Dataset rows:

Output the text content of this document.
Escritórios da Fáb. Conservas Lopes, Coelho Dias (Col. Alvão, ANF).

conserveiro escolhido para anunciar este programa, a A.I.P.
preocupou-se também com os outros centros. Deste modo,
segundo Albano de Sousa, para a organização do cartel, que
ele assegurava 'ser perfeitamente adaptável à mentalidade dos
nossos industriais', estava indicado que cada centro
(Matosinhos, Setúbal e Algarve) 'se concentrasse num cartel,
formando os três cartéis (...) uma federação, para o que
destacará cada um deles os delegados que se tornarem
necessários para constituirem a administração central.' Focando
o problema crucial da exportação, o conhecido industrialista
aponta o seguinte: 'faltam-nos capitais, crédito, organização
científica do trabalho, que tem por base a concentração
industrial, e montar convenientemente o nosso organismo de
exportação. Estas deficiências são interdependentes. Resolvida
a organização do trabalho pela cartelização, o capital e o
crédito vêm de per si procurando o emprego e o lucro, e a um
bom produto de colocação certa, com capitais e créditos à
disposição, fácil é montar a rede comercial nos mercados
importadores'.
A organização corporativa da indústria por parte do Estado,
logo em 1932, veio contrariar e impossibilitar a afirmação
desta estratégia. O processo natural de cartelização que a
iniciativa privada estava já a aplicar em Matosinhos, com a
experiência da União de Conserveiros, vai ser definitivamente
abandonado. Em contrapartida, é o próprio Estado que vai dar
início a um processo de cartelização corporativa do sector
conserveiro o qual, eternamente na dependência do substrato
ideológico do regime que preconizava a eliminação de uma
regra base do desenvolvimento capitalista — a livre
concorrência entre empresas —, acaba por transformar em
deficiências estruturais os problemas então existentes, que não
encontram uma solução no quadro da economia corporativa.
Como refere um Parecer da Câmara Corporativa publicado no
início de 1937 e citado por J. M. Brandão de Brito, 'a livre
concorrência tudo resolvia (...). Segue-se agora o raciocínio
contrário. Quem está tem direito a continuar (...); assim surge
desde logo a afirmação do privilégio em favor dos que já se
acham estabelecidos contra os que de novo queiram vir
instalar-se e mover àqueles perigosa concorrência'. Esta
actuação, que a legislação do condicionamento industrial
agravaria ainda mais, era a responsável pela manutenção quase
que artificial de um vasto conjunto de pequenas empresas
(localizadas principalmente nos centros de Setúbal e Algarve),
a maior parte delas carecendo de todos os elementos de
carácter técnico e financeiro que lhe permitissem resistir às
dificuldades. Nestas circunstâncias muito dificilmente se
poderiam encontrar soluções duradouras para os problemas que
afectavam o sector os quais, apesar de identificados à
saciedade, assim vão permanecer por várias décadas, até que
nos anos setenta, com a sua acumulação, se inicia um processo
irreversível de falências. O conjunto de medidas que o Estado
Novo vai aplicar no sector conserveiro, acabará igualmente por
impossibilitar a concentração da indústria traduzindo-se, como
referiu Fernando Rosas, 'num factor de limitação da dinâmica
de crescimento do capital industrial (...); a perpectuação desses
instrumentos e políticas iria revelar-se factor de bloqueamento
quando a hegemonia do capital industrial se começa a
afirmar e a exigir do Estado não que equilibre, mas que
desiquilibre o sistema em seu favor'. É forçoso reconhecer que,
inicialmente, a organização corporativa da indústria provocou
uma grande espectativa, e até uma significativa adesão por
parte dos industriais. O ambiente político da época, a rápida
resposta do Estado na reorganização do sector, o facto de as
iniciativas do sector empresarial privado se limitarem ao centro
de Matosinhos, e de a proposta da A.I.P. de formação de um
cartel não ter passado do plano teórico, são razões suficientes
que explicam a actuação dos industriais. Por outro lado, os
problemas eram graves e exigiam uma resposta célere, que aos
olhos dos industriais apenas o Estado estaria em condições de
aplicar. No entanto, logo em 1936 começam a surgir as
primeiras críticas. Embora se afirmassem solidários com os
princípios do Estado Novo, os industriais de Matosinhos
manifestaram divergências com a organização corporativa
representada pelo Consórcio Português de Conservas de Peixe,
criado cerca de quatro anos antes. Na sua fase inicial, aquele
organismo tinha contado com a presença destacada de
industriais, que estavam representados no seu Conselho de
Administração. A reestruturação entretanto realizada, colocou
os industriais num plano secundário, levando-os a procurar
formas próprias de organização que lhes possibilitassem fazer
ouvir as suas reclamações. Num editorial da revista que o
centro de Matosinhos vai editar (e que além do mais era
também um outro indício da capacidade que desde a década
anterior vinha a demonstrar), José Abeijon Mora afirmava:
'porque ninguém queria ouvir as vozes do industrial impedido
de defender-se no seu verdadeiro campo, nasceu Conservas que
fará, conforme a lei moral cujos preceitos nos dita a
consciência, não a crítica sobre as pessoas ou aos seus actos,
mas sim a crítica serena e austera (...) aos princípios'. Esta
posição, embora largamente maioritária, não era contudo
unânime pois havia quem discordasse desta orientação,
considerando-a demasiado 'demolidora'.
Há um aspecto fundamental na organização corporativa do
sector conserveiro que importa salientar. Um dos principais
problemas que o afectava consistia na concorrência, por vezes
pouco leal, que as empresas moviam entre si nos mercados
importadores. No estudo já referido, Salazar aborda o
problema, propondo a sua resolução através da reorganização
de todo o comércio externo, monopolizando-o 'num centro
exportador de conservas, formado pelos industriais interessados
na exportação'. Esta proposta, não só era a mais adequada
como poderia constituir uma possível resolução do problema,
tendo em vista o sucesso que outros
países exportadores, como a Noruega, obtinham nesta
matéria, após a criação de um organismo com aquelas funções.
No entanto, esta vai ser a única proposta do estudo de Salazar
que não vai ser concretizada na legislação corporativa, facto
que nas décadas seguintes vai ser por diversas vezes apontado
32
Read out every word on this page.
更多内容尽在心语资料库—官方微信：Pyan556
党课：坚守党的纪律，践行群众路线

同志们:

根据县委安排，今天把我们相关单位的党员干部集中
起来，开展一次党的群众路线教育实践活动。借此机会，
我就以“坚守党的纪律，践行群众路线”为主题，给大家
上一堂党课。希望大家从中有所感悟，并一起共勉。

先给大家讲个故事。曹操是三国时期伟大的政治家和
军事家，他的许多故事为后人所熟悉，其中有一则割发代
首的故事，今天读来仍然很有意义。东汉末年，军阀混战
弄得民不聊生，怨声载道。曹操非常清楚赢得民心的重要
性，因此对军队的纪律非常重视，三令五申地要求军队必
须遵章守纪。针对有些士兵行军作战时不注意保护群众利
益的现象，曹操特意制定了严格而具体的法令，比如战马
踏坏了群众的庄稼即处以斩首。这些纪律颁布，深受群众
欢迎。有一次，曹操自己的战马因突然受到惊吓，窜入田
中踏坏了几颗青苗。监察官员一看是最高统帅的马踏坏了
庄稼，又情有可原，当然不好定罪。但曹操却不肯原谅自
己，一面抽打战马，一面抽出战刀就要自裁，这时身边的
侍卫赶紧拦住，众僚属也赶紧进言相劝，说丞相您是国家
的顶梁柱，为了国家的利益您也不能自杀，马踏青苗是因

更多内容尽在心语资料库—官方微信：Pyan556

» **Task prompt**: Restate all of the entries exactly, please.

» **Exercise answer**:
Output the text content of this document.
Escritórios da Fáb. Conservas Lopes, Coelho Dias (Col. Alvão, ANF).

conserveiro escolhido para anunciar este programa, a A.I.P.
preocupou-se também com os outros centros. Deste modo,
segundo Albano de Sousa, para a organização do cartel, que
ele assegurava 'ser perfeitamente adaptável à mentalidade dos
nossos industriais', estava indicado que cada centro
(Matosinhos, Setúbal e Algarve) 'se concentrasse num cartel,
formando os três cartéis (...) uma federação, para o que
destacará cada um deles os delegados que se tornarem
necessários para constituirem a administração central.' Focando
o problema crucial da exportação, o conhecido industrialista
aponta o seguinte: 'faltam-nos capitais, crédito, organização
científica do trabalho, que tem por base a concentração
industrial, e montar convenientemente o nosso organismo de
exportação. Estas deficiências são interdependentes. Resolvida
a organização do trabalho pela cartelização, o capital e o
crédito vêm de per si procurando o emprego e o lucro, e a um
bom produto de colocação certa, com capitais e créditos à
disposição, fácil é montar a rede comercial nos mercados
importadores'.
A organização corporativa da indústria por parte do Estado,
logo em 1932, veio contrariar e impossibilitar a afirmação
desta estratégia. O processo natural de cartelização que a
iniciativa privada estava já a aplicar em Matosinhos, com a
experiência da União de Conserveiros, vai ser definitivamente
abandonado. Em contrapartida, é o próprio Estado que vai dar
início a um processo de cartelização corporativa do sector
conserveiro o qual, eternamente na dependência do substrato
ideológico do regime que preconizava a eliminação de uma
regra base do desenvolvimento capitalista — a livre
concorrência entre empresas —, acaba por transformar em
deficiências estruturais os problemas então existentes, que não
encontram uma solução no quadro da economia corporativa.
Como refere um Parecer da Câmara Corporativa publicado no
início de 1937 e citado por J. M. Brandão de Brito, 'a livre
concorrência tudo resolvia (...). Segue-se agora o raciocínio
contrário. Quem está tem direito a continuar (...); assim surge
desde logo a afirmação do privilégio em favor dos que já se
acham estabelecidos contra os que de novo queiram vir
instalar-se e mover àqueles perigosa concorrência'. Esta
actuação, que a legislação do condicionamento industrial
agravaria ainda mais, era a responsável pela manutenção quase
que artificial de um vasto conjunto de pequenas empresas
(localizadas principalmente nos centros de Setúbal e Algarve),
a maior parte delas carecendo de todos os elementos de
carácter técnico e financeiro que lhe permitissem resistir às
dificuldades. Nestas circunstâncias muito dificilmente se
poderiam encontrar soluções duradouras para os problemas que
afectavam o sector os quais, apesar de identificados à
saciedade, assim vão permanecer por várias décadas, até que
nos anos setenta, com a sua acumulação, se inicia um processo
irreversível de falências. O conjunto de medidas que o Estado
Novo vai aplicar no sector conserveiro, acabará igualmente por
impossibilitar a concentração da indústria traduzindo-se, como
referiu Fernando Rosas, 'num factor de limitação da dinâmica
de crescimento do capital industrial (...); a perpectuação desses
instrumentos e políticas iria revelar-se factor de bloqueamento
quando a hegemonia do capital industrial se começa a
afirmar e a exigir do Estado não que equilibre, mas que
desiquilibre o sistema em seu favor'. É forçoso reconhecer que,
inicialmente, a organização corporativa da indústria provocou
uma grande espectativa, e até uma significativa adesão por
parte dos industriais. O ambiente político da época, a rápida
resposta do Estado na reorganização do sector, o facto de as
iniciativas do sector empresarial privado se limitarem ao centro
de Matosinhos, e de a proposta da A.I.P. de formação de um
cartel não ter passado do plano teórico, são razões suficientes
que explicam a actuação dos industriais. Por outro lado, os
problemas eram graves e exigiam uma resposta célere, que aos
olhos dos industriais apenas o Estado estaria em condições de
aplicar. No entanto, logo em 1936 começam a surgir as
primeiras críticas. Embora se afirmassem solidários com os
princípios do Estado Novo, os industriais de Matosinhos
manifestaram divergências com a organização corporativa
representada pelo Consórcio Português de Conservas de Peixe,
criado cerca de quatro anos antes. Na sua fase inicial, aquele
organismo tinha contado com a presença destacada de
industriais, que estavam representados no seu Conselho de
Administração. A reestruturação entretanto realizada, colocou
os industriais num plano secundário, levando-os a procurar
formas próprias de organização que lhes possibilitassem fazer
ouvir as suas reclamações. Num editorial da revista que o
centro de Matosinhos vai editar (e que além do mais era
também um outro indício da capacidade que desde a década
anterior vinha a demonstrar), José Abeijon Mora afirmava:
'porque ninguém queria ouvir as vozes do industrial impedido
de defender-se no seu verdadeiro campo, nasceu Conservas que
fará, conforme a lei moral cujos preceitos nos dita a
consciência, não a crítica sobre as pessoas ou aos seus actos,
mas sim a crítica serena e austera (...) aos princípios'. Esta
posição, embora largamente maioritária, não era contudo
unânime pois havia quem discordasse desta orientação,
considerando-a demasiado 'demolidora'.
Há um aspecto fundamental na organização corporativa do
sector conserveiro que importa salientar. Um dos principais
problemas que o afectava consistia na concorrência, por vezes
pouco leal, que as empresas moviam entre si nos mercados
importadores. No estudo já referido, Salazar aborda o
problema, propondo a sua resolução através da reorganização
de todo o comércio externo, monopolizando-o 'num centro
exportador de conservas, formado pelos industriais interessados
na exportação'. Esta proposta, não só era a mais adequada
como poderia constituir uma possível resolução do problema,
tendo em vista o sucesso que outros
países exportadores, como a Noruega, obtinham nesta
matéria, após a criação de um organismo com aquelas funções.
No entanto, esta vai ser a única proposta do estudo de Salazar
que não vai ser concretizada na legislação corporativa, facto
que nas décadas seguintes vai ser por diversas vezes apontado
32
Read out every word on this page.
更多内容尽在心语资料库—官方微信：Pyan556
党课：坚守党的纪律，践行群众路线

同志们:

根据县委安排，今天把我们相关单位的党员干部集中
起来，开展一次党的群众路线教育实践活动。借此机会，
我就以“坚守党的纪律，践行群众路线”为主题，给大家
上一堂党课。希望大家从中有所感悟，并一起共勉。

先给大家讲个故事。曹操是三国时期伟大的政治家和
军事家，他的许多故事为后人所熟悉，其中有一则割发代
首的故事，今天读来仍然很有意义。东汉末年，军阀混战
弄得民不聊生，怨声载道。曹操非常清楚赢得民心的重要
性，因此对军队的纪律非常重视，三令五申地要求军队必
须遵章守纪。针对有些士兵行军作战时不注意保护群众利
益的现象，曹操特意制定了严格而具体的法令，比如战马
踏坏了群众的庄稼即处以斩首。这些纪律颁布，深受群众
欢迎。有一次，曹操自己的战马因突然受到惊吓，窜入田
中踏坏了几颗青苗。监察官员一看是最高统帅的马踏坏了
庄稼，又情有可原，当然不好定罪。但曹操却不肯原谅自
己，一面抽打战马，一面抽出战刀就要自裁，这时身边的
侍卫赶紧拦住，众僚属也赶紧进言相劝，说丞相您是国家
的顶梁柱，为了国家的利益您也不能自杀，马踏青苗是因

更多内容尽在心语资料库—官方微信：Pyan556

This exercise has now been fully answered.